Set exercise: Which lines hold the word "color"? Copy each of them.

(Figure record listings)
----

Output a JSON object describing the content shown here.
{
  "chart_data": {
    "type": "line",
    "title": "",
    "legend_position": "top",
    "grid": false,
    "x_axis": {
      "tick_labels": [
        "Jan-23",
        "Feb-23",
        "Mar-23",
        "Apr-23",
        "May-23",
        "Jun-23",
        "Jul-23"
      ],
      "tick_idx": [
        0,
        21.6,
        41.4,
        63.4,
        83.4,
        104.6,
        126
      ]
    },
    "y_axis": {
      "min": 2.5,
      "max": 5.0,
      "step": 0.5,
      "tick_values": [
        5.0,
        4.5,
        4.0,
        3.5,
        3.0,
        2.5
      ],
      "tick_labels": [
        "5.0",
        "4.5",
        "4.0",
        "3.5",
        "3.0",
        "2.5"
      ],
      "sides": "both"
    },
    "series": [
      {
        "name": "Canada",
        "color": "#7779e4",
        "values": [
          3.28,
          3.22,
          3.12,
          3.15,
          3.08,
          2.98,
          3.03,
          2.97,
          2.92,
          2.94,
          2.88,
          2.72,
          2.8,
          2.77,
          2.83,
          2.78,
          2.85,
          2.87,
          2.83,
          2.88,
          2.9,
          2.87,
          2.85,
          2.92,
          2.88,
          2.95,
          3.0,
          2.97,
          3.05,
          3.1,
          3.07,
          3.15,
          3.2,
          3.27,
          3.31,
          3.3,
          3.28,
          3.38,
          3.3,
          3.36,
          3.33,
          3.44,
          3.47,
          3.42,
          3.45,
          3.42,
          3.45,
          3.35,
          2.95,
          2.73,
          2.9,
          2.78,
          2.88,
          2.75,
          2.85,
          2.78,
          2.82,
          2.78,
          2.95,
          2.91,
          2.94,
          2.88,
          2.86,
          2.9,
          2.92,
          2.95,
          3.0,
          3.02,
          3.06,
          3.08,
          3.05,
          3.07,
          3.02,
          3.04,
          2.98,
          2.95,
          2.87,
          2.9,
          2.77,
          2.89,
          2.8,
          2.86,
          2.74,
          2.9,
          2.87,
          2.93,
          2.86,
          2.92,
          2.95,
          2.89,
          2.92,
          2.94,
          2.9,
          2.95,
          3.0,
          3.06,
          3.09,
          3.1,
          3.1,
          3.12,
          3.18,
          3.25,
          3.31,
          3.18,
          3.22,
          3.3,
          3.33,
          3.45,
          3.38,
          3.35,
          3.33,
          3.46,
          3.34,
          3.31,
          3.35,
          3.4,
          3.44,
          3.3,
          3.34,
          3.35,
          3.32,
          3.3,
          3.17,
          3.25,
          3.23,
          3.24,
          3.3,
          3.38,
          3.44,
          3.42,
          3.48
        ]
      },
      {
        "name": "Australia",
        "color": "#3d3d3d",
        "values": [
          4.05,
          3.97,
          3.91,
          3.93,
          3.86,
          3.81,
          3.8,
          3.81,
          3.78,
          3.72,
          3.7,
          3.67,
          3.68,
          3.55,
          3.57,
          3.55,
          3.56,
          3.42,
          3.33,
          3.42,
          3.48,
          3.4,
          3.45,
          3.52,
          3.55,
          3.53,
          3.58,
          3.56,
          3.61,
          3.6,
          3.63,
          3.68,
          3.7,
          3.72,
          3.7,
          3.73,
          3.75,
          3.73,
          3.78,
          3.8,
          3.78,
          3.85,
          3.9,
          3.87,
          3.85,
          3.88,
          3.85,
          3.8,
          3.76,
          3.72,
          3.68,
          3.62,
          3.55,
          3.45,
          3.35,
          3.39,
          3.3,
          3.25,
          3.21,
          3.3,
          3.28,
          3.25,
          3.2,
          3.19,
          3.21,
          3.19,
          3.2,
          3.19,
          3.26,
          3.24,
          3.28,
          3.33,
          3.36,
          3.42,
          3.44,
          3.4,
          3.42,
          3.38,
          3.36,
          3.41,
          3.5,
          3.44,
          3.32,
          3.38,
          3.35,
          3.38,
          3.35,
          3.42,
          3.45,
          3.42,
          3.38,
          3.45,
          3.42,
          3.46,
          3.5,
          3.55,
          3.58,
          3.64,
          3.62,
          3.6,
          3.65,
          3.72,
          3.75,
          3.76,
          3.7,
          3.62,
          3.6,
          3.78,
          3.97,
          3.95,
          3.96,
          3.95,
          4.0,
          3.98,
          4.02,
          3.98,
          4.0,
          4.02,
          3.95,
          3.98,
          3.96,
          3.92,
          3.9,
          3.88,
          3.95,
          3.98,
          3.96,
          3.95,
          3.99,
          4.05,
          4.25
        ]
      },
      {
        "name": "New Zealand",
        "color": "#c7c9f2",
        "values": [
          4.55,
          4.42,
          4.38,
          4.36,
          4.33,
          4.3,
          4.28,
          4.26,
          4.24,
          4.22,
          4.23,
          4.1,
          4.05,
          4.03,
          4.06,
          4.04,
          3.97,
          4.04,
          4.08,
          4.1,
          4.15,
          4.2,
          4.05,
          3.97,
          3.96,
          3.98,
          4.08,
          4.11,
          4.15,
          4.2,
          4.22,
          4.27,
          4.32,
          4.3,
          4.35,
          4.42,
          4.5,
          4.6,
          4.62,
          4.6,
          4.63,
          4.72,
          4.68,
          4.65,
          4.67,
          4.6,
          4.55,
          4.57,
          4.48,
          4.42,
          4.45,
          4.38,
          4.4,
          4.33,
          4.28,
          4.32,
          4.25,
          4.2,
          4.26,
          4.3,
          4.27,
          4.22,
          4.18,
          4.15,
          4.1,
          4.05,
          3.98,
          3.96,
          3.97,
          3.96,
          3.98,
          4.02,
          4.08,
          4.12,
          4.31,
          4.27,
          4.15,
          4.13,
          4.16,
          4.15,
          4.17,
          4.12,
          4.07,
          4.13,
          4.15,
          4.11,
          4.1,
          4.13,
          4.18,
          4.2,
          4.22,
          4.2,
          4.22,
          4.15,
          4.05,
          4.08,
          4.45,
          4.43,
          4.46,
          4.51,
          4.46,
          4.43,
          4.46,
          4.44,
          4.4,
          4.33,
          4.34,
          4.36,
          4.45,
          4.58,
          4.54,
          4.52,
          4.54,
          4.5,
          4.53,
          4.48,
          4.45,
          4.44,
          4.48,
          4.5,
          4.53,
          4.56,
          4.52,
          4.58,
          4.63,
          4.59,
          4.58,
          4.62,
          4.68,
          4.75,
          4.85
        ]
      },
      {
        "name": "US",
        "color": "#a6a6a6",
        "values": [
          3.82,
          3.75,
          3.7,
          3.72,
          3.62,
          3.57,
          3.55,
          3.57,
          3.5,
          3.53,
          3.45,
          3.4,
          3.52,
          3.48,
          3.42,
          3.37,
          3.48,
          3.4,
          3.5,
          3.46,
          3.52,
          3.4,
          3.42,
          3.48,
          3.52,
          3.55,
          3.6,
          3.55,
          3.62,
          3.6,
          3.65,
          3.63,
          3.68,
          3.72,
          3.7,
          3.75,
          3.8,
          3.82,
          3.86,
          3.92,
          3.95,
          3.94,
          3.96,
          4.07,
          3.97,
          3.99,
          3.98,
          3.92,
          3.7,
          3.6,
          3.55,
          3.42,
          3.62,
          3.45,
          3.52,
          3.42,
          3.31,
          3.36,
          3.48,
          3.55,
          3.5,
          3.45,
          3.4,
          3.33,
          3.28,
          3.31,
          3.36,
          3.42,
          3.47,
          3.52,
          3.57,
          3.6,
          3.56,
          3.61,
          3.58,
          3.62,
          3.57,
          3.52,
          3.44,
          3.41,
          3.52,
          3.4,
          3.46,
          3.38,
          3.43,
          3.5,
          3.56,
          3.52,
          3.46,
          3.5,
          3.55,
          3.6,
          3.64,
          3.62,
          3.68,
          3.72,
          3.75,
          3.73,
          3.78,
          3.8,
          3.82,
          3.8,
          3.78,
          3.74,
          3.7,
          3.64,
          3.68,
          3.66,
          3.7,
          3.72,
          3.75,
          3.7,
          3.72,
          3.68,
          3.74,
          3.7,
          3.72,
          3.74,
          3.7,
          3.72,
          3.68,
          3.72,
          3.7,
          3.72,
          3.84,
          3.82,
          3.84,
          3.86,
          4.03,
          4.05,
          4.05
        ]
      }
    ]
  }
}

----

Written solution:
        "color": "#7779e4",
        "color": "#3d3d3d",
        "color": "#c7c9f2",
        "color": "#a6a6a6",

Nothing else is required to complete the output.